═════ Data provided ═════

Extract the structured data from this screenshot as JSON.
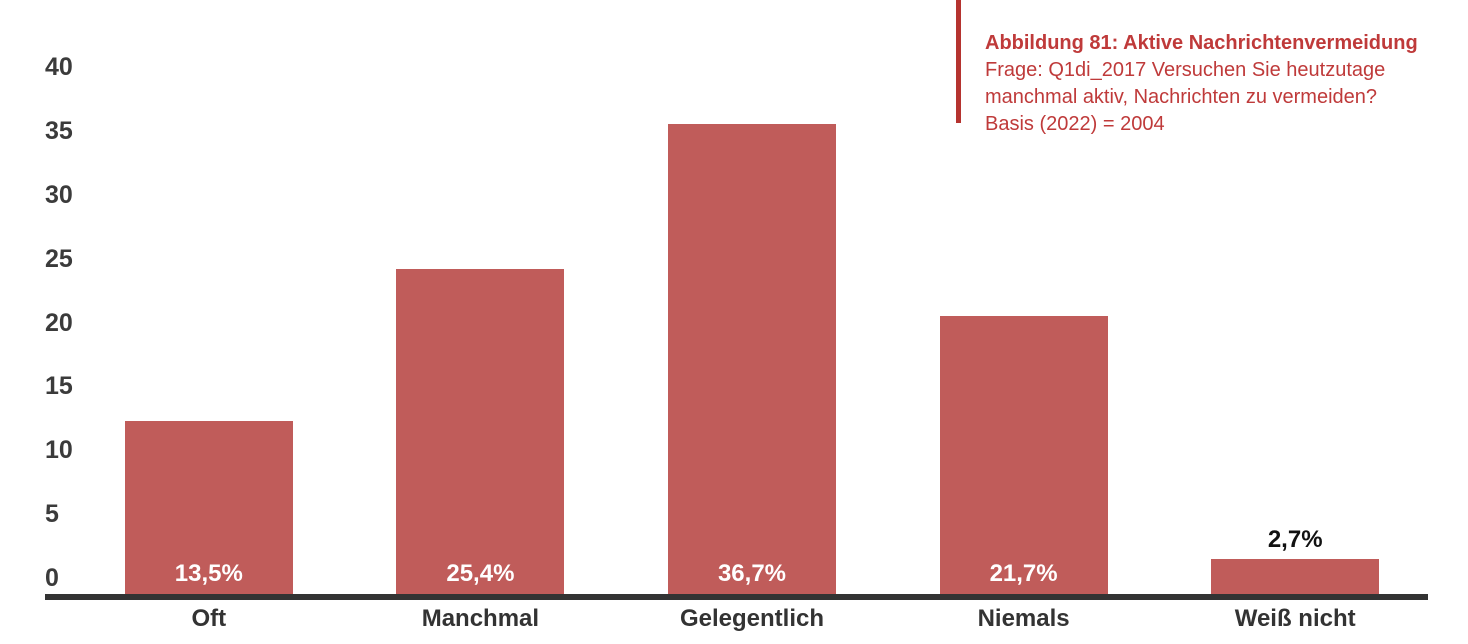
{
  "figure": {
    "title": "Abbildung 81: Aktive Nachrichtenvermeidung",
    "question_lines": [
      "Frage: Q1di_2017 Versuchen Sie heutzutage",
      "manchmal aktiv, Nachrichten zu vermeiden?"
    ],
    "basis": "Basis (2022) = 2004",
    "accent_color": "#b5332f",
    "text_color": "#bf3a3a"
  },
  "chart_data": {
    "type": "bar",
    "title": "Abbildung 81: Aktive Nachrichtenvermeidung",
    "categories": [
      "Oft",
      "Manchmal",
      "Gelegentlich",
      "Niemals",
      "Weiß nicht"
    ],
    "values": [
      13.5,
      25.4,
      36.7,
      21.7,
      2.7
    ],
    "value_labels": [
      "13,5%",
      "25,4%",
      "36,7%",
      "21,7%",
      "2,7%"
    ],
    "xlabel": "",
    "ylabel": "",
    "ylim": [
      0,
      40
    ],
    "yticks": [
      0,
      5,
      10,
      15,
      20,
      25,
      30,
      35,
      40
    ],
    "grid": false,
    "legend": false,
    "bar_color": "#c05c5a",
    "value_label_color_inside": "#ffffff",
    "value_label_color_outside": "#111111",
    "axis_line_color": "#333333",
    "tick_label_color": "#3b3b3b"
  }
}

═════

Without the pictures, print the records in full, exactly as they appear.

→ Complete response:
Extract the structured data from this screenshot as JSON.
{
  "figure": {
    "title": "Abbildung 81: Aktive Nachrichtenvermeidung",
    "question_lines": [
      "Frage: Q1di_2017 Versuchen Sie heutzutage",
      "manchmal aktiv, Nachrichten zu vermeiden?"
    ],
    "basis": "Basis (2022) = 2004",
    "accent_color": "#b5332f",
    "text_color": "#bf3a3a"
  },
  "chart_data": {
    "type": "bar",
    "title": "Abbildung 81: Aktive Nachrichtenvermeidung",
    "categories": [
      "Oft",
      "Manchmal",
      "Gelegentlich",
      "Niemals",
      "Weiß nicht"
    ],
    "values": [
      13.5,
      25.4,
      36.7,
      21.7,
      2.7
    ],
    "value_labels": [
      "13,5%",
      "25,4%",
      "36,7%",
      "21,7%",
      "2,7%"
    ],
    "xlabel": "",
    "ylabel": "",
    "ylim": [
      0,
      40
    ],
    "yticks": [
      0,
      5,
      10,
      15,
      20,
      25,
      30,
      35,
      40
    ],
    "grid": false,
    "legend": false,
    "bar_color": "#c05c5a",
    "value_label_color_inside": "#ffffff",
    "value_label_color_outside": "#111111",
    "axis_line_color": "#333333",
    "tick_label_color": "#3b3b3b"
  }
}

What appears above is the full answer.